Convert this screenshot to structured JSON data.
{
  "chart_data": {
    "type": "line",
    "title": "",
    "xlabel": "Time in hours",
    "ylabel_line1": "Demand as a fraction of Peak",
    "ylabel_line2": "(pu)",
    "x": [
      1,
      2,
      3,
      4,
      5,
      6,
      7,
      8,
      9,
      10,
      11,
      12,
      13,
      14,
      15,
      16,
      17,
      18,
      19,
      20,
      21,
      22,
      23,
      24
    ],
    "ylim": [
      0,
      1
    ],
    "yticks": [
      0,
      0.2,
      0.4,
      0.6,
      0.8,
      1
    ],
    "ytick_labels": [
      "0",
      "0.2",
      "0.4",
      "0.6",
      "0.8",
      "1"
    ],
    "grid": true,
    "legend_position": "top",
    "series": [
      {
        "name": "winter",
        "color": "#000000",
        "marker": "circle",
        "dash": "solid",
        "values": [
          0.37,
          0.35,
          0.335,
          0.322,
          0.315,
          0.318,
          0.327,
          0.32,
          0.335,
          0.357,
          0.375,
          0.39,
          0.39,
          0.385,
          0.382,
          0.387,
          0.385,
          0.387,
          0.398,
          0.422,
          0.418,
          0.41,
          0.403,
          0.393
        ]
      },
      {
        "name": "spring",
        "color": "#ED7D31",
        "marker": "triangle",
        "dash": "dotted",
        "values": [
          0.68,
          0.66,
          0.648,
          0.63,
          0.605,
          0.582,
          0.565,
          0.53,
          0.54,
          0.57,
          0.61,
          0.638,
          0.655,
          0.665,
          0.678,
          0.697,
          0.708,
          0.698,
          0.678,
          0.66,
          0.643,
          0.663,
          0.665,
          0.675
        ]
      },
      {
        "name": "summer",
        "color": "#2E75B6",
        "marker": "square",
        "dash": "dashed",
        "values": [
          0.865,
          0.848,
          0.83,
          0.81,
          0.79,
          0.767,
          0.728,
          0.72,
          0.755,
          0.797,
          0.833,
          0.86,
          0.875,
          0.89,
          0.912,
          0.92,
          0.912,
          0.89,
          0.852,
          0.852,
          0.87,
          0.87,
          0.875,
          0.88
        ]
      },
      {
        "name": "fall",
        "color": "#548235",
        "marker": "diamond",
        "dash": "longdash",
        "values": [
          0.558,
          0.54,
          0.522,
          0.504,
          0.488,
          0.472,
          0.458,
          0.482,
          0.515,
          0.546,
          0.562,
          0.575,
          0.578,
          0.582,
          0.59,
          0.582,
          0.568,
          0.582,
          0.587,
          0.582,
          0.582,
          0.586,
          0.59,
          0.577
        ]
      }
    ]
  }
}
☆ ☆ ☆ ☆ ☆
THE TASK: Return the lines above exactly, keeping every word.

WRITTEN RESPONSE:
Convert this screenshot to structured JSON data.
{
  "chart_data": {
    "type": "line",
    "title": "",
    "xlabel": "Time in hours",
    "ylabel_line1": "Demand as a fraction of Peak",
    "ylabel_line2": "(pu)",
    "x": [
      1,
      2,
      3,
      4,
      5,
      6,
      7,
      8,
      9,
      10,
      11,
      12,
      13,
      14,
      15,
      16,
      17,
      18,
      19,
      20,
      21,
      22,
      23,
      24
    ],
    "ylim": [
      0,
      1
    ],
    "yticks": [
      0,
      0.2,
      0.4,
      0.6,
      0.8,
      1
    ],
    "ytick_labels": [
      "0",
      "0.2",
      "0.4",
      "0.6",
      "0.8",
      "1"
    ],
    "grid": true,
    "legend_position": "top",
    "series": [
      {
        "name": "winter",
        "color": "#000000",
        "marker": "circle",
        "dash": "solid",
        "values": [
          0.37,
          0.35,
          0.335,
          0.322,
          0.315,
          0.318,
          0.327,
          0.32,
          0.335,
          0.357,
          0.375,
          0.39,
          0.39,
          0.385,
          0.382,
          0.387,
          0.385,
          0.387,
          0.398,
          0.422,
          0.418,
          0.41,
          0.403,
          0.393
        ]
      },
      {
        "name": "spring",
        "color": "#ED7D31",
        "marker": "triangle",
        "dash": "dotted",
        "values": [
          0.68,
          0.66,
          0.648,
          0.63,
          0.605,
          0.582,
          0.565,
          0.53,
          0.54,
          0.57,
          0.61,
          0.638,
          0.655,
          0.665,
          0.678,
          0.697,
          0.708,
          0.698,
          0.678,
          0.66,
          0.643,
          0.663,
          0.665,
          0.675
        ]
      },
      {
        "name": "summer",
        "color": "#2E75B6",
        "marker": "square",
        "dash": "dashed",
        "values": [
          0.865,
          0.848,
          0.83,
          0.81,
          0.79,
          0.767,
          0.728,
          0.72,
          0.755,
          0.797,
          0.833,
          0.86,
          0.875,
          0.89,
          0.912,
          0.92,
          0.912,
          0.89,
          0.852,
          0.852,
          0.87,
          0.87,
          0.875,
          0.88
        ]
      },
      {
        "name": "fall",
        "color": "#548235",
        "marker": "diamond",
        "dash": "longdash",
        "values": [
          0.558,
          0.54,
          0.522,
          0.504,
          0.488,
          0.472,
          0.458,
          0.482,
          0.515,
          0.546,
          0.562,
          0.575,
          0.578,
          0.582,
          0.59,
          0.582,
          0.568,
          0.582,
          0.587,
          0.582,
          0.582,
          0.586,
          0.59,
          0.577
        ]
      }
    ]
  }
}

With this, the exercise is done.